* Start INPUT DATA *
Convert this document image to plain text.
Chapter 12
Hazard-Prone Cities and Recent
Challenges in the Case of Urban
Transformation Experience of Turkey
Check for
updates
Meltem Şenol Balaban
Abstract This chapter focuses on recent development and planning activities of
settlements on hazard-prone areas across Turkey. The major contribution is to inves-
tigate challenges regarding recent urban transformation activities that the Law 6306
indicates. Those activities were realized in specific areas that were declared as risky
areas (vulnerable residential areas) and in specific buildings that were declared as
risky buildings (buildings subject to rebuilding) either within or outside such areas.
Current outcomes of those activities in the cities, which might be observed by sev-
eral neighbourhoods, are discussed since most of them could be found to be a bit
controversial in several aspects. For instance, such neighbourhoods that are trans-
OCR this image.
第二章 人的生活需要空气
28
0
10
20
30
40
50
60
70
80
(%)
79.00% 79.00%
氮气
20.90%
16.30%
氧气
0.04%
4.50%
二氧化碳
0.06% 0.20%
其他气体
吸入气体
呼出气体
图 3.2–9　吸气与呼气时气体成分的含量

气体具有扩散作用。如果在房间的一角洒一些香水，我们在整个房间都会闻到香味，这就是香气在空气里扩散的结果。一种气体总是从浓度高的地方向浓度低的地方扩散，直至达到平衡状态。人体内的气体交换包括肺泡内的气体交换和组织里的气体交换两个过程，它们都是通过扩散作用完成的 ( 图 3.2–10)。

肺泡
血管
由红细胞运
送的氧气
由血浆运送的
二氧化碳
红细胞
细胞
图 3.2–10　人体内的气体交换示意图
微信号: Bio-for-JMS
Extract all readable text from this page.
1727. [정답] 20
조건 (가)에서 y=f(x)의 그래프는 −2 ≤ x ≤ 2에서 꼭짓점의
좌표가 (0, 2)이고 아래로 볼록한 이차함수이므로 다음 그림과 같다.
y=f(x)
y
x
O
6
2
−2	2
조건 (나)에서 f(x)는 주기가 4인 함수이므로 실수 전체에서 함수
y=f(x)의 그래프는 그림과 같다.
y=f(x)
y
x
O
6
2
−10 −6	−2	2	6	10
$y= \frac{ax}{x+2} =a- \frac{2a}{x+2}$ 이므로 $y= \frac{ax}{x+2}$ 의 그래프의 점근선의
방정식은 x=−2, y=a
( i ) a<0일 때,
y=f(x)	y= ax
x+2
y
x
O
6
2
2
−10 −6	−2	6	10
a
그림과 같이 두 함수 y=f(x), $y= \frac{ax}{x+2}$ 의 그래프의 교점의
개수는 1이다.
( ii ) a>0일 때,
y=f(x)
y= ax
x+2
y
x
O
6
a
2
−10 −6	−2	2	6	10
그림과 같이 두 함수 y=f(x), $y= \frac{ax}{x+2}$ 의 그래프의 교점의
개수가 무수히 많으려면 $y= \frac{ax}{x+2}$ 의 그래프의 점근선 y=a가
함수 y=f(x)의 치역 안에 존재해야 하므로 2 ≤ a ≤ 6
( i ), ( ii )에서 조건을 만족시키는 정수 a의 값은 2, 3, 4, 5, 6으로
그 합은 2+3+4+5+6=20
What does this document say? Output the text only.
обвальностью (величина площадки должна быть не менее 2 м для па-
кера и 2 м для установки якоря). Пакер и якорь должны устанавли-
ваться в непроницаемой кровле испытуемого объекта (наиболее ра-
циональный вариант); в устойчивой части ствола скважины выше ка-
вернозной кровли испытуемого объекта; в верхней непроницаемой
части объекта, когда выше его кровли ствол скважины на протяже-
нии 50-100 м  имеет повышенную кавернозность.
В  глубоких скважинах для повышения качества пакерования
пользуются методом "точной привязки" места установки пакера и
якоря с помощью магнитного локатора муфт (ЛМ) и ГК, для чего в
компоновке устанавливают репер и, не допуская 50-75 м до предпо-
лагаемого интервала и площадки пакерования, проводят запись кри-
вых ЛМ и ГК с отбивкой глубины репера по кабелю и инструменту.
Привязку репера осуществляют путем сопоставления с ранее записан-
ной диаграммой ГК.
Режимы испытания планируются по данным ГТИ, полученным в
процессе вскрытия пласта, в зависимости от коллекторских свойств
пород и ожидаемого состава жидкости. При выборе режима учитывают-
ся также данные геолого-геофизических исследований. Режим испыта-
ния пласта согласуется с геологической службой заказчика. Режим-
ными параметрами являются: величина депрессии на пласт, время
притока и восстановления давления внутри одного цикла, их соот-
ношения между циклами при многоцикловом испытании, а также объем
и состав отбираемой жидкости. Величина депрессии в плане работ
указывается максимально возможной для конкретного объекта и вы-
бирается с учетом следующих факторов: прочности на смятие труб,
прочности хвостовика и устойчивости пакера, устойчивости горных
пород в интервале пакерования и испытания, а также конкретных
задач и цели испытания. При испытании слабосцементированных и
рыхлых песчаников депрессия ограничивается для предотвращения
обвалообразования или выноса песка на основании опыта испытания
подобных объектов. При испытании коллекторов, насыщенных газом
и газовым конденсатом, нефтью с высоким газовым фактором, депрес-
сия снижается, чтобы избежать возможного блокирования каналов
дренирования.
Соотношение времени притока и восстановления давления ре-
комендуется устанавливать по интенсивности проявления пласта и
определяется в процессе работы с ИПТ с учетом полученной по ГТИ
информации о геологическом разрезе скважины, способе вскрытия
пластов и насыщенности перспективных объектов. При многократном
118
* End INPUT DATA *
*WRITTEN REQUEST*
Repeat every entry exactly, please.

*REPLY TO THE TASK*
Convert this document image to plain text.
Chapter 12
Hazard-Prone Cities and Recent
Challenges in the Case of Urban
Transformation Experience of Turkey
Check for
updates
Meltem Şenol Balaban
Abstract This chapter focuses on recent development and planning activities of
settlements on hazard-prone areas across Turkey. The major contribution is to inves-
tigate challenges regarding recent urban transformation activities that the Law 6306
indicates. Those activities were realized in specific areas that were declared as risky
areas (vulnerable residential areas) and in specific buildings that were declared as
risky buildings (buildings subject to rebuilding) either within or outside such areas.
Current outcomes of those activities in the cities, which might be observed by sev-
eral neighbourhoods, are discussed since most of them could be found to be a bit
controversial in several aspects. For instance, such neighbourhoods that are trans-
OCR this image.
第二章 人的生活需要空气
28
0
10
20
30
40
50
60
70
80
(%)
79.00% 79.00%
氮气
20.90%
16.30%
氧气
0.04%
4.50%
二氧化碳
0.06% 0.20%
其他气体
吸入气体
呼出气体
图 3.2–9　吸气与呼气时气体成分的含量

气体具有扩散作用。如果在房间的一角洒一些香水，我们在整个房间都会闻到香味，这就是香气在空气里扩散的结果。一种气体总是从浓度高的地方向浓度低的地方扩散，直至达到平衡状态。人体内的气体交换包括肺泡内的气体交换和组织里的气体交换两个过程，它们都是通过扩散作用完成的 ( 图 3.2–10)。

肺泡
血管
由红细胞运
送的氧气
由血浆运送的
二氧化碳
红细胞
细胞
图 3.2–10　人体内的气体交换示意图
微信号: Bio-for-JMS
Extract all readable text from this page.
1727. [정답] 20
조건 (가)에서 y=f(x)의 그래프는 −2 ≤ x ≤ 2에서 꼭짓점의
좌표가 (0, 2)이고 아래로 볼록한 이차함수이므로 다음 그림과 같다.
y=f(x)
y
x
O
6
2
−2	2
조건 (나)에서 f(x)는 주기가 4인 함수이므로 실수 전체에서 함수
y=f(x)의 그래프는 그림과 같다.
y=f(x)
y
x
O
6
2
−10 −6	−2	2	6	10
$y= \frac{ax}{x+2} =a- \frac{2a}{x+2}$ 이므로 $y= \frac{ax}{x+2}$ 의 그래프의 점근선의
방정식은 x=−2, y=a
( i ) a<0일 때,
y=f(x)	y= ax
x+2
y
x
O
6
2
2
−10 −6	−2	6	10
a
그림과 같이 두 함수 y=f(x), $y= \frac{ax}{x+2}$ 의 그래프의 교점의
개수는 1이다.
( ii ) a>0일 때,
y=f(x)
y= ax
x+2
y
x
O
6
a
2
−10 −6	−2	2	6	10
그림과 같이 두 함수 y=f(x), $y= \frac{ax}{x+2}$ 의 그래프의 교점의
개수가 무수히 많으려면 $y= \frac{ax}{x+2}$ 의 그래프의 점근선 y=a가
함수 y=f(x)의 치역 안에 존재해야 하므로 2 ≤ a ≤ 6
( i ), ( ii )에서 조건을 만족시키는 정수 a의 값은 2, 3, 4, 5, 6으로
그 합은 2+3+4+5+6=20
What does this document say? Output the text only.
обвальностью (величина площадки должна быть не менее 2 м для па-
кера и 2 м для установки якоря). Пакер и якорь должны устанавли-
ваться в непроницаемой кровле испытуемого объекта (наиболее ра-
циональный вариант); в устойчивой части ствола скважины выше ка-
вернозной кровли испытуемого объекта; в верхней непроницаемой
части объекта, когда выше его кровли ствол скважины на протяже-
нии 50-100 м  имеет повышенную кавернозность.
В  глубоких скважинах для повышения качества пакерования
пользуются методом "точной привязки" места установки пакера и
якоря с помощью магнитного локатора муфт (ЛМ) и ГК, для чего в
компоновке устанавливают репер и, не допуская 50-75 м до предпо-
лагаемого интервала и площадки пакерования, проводят запись кри-
вых ЛМ и ГК с отбивкой глубины репера по кабелю и инструменту.
Привязку репера осуществляют путем сопоставления с ранее записан-
ной диаграммой ГК.
Режимы испытания планируются по данным ГТИ, полученным в
процессе вскрытия пласта, в зависимости от коллекторских свойств
пород и ожидаемого состава жидкости. При выборе режима учитывают-
ся также данные геолого-геофизических исследований. Режим испыта-
ния пласта согласуется с геологической службой заказчика. Режим-
ными параметрами являются: величина депрессии на пласт, время
притока и восстановления давления внутри одного цикла, их соот-
ношения между циклами при многоцикловом испытании, а также объем
и состав отбираемой жидкости. Величина депрессии в плане работ
указывается максимально возможной для конкретного объекта и вы-
бирается с учетом следующих факторов: прочности на смятие труб,
прочности хвостовика и устойчивости пакера, устойчивости горных
пород в интервале пакерования и испытания, а также конкретных
задач и цели испытания. При испытании слабосцементированных и
рыхлых песчаников депрессия ограничивается для предотвращения
обвалообразования или выноса песка на основании опыта испытания
подобных объектов. При испытании коллекторов, насыщенных газом
и газовым конденсатом, нефтью с высоким газовым фактором, депрес-
сия снижается, чтобы избежать возможного блокирования каналов
дренирования.
Соотношение времени притока и восстановления давления ре-
комендуется устанавливать по интенсивности проявления пласта и
определяется в процессе работы с ИПТ с учетом полученной по ГТИ
информации о геологическом разрезе скважины, способе вскрытия
пластов и насыщенности перспективных объектов. При многократном
118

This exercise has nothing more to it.